*CHALLENGE*: Separate out the lines that hold "text".

>> Start EXERCISE MATERIALS

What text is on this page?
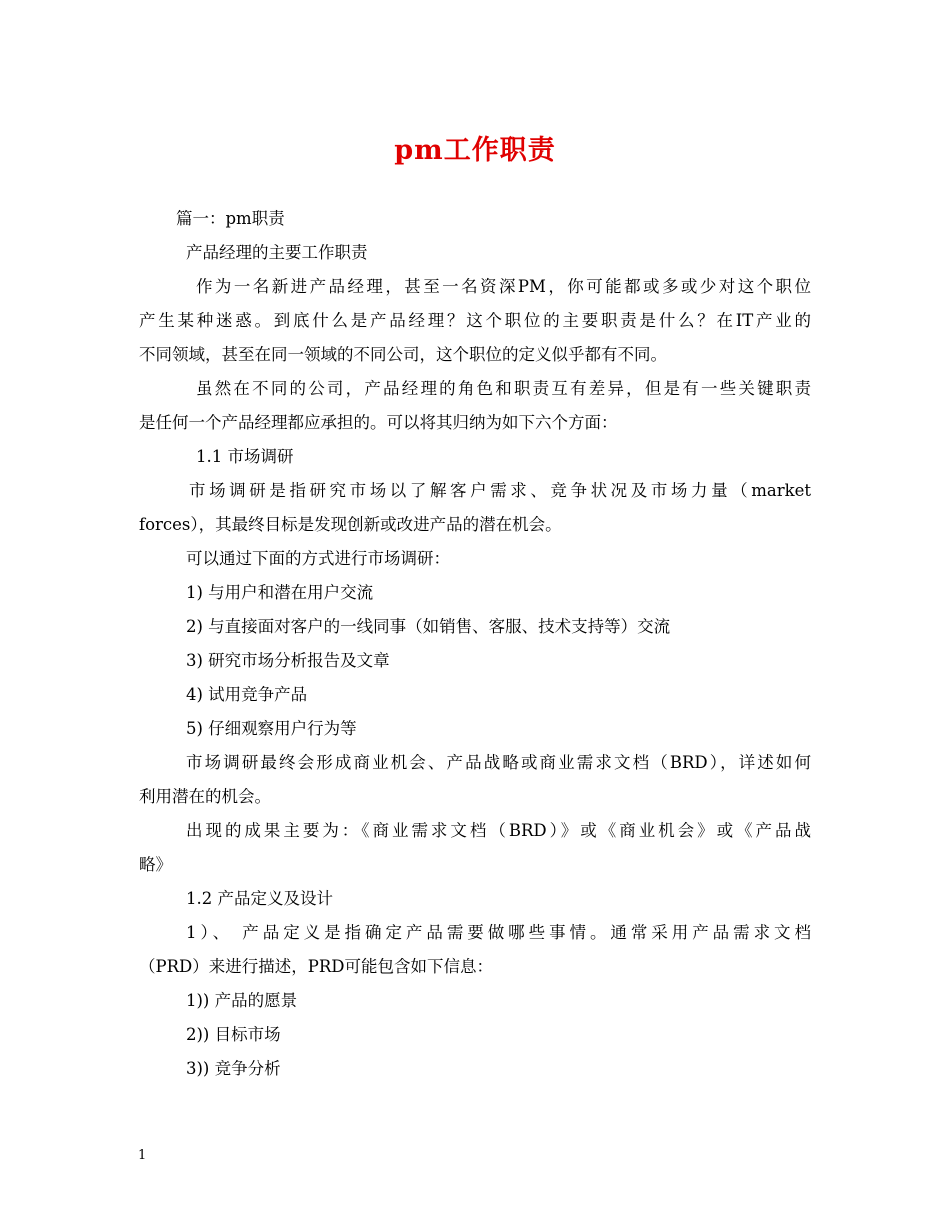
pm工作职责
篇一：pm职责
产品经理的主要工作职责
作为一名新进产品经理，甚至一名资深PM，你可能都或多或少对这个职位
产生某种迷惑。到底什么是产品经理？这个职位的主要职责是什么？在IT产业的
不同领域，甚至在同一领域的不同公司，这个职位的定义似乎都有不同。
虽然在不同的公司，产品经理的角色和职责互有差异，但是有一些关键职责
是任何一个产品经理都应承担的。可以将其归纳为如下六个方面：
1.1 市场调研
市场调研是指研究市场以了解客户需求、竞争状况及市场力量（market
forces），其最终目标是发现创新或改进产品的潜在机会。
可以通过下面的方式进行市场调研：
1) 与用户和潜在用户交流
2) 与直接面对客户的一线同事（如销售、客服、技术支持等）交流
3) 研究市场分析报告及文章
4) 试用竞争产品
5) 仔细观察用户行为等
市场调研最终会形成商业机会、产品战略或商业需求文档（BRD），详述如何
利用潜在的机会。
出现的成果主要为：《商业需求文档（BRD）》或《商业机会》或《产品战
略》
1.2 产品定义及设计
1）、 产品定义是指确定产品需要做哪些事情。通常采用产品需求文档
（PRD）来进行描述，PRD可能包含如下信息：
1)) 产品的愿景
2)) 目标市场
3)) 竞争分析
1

>> End EXERCISE MATERIALS
>> Start EXERCISE MATERIALS

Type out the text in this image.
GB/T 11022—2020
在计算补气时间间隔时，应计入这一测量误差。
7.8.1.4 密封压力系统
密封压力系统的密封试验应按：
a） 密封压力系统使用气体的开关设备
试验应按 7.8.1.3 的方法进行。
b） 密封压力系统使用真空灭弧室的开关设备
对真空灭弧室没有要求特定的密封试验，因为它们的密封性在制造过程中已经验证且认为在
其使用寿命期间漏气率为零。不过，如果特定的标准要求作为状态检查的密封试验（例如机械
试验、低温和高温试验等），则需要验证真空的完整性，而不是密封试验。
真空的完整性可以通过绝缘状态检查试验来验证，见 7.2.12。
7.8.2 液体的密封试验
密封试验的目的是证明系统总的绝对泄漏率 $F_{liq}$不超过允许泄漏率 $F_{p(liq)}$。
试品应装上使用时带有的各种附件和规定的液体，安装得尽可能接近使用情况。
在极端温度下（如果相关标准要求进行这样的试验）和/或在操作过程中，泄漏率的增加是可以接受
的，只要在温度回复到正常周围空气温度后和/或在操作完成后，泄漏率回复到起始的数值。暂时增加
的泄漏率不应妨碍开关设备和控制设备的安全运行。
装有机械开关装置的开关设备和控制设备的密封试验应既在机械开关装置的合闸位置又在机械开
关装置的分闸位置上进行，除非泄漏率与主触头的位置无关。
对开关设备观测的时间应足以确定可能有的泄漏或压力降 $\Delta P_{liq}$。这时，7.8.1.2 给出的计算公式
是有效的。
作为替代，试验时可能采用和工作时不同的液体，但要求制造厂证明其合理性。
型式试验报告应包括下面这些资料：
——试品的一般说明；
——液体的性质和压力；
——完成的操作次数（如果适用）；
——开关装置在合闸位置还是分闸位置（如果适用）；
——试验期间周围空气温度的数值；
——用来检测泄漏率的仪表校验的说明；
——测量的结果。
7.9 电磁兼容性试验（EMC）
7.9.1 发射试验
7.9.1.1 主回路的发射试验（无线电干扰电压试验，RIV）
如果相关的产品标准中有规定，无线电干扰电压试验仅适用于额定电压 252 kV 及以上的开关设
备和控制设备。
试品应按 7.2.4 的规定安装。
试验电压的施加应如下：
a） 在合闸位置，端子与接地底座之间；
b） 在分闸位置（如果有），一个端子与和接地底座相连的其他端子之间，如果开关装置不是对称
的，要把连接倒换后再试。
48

>> End EXERCISE MATERIALS

*CORRECT RESULT*:
What text is on this page?
Type out the text in this image.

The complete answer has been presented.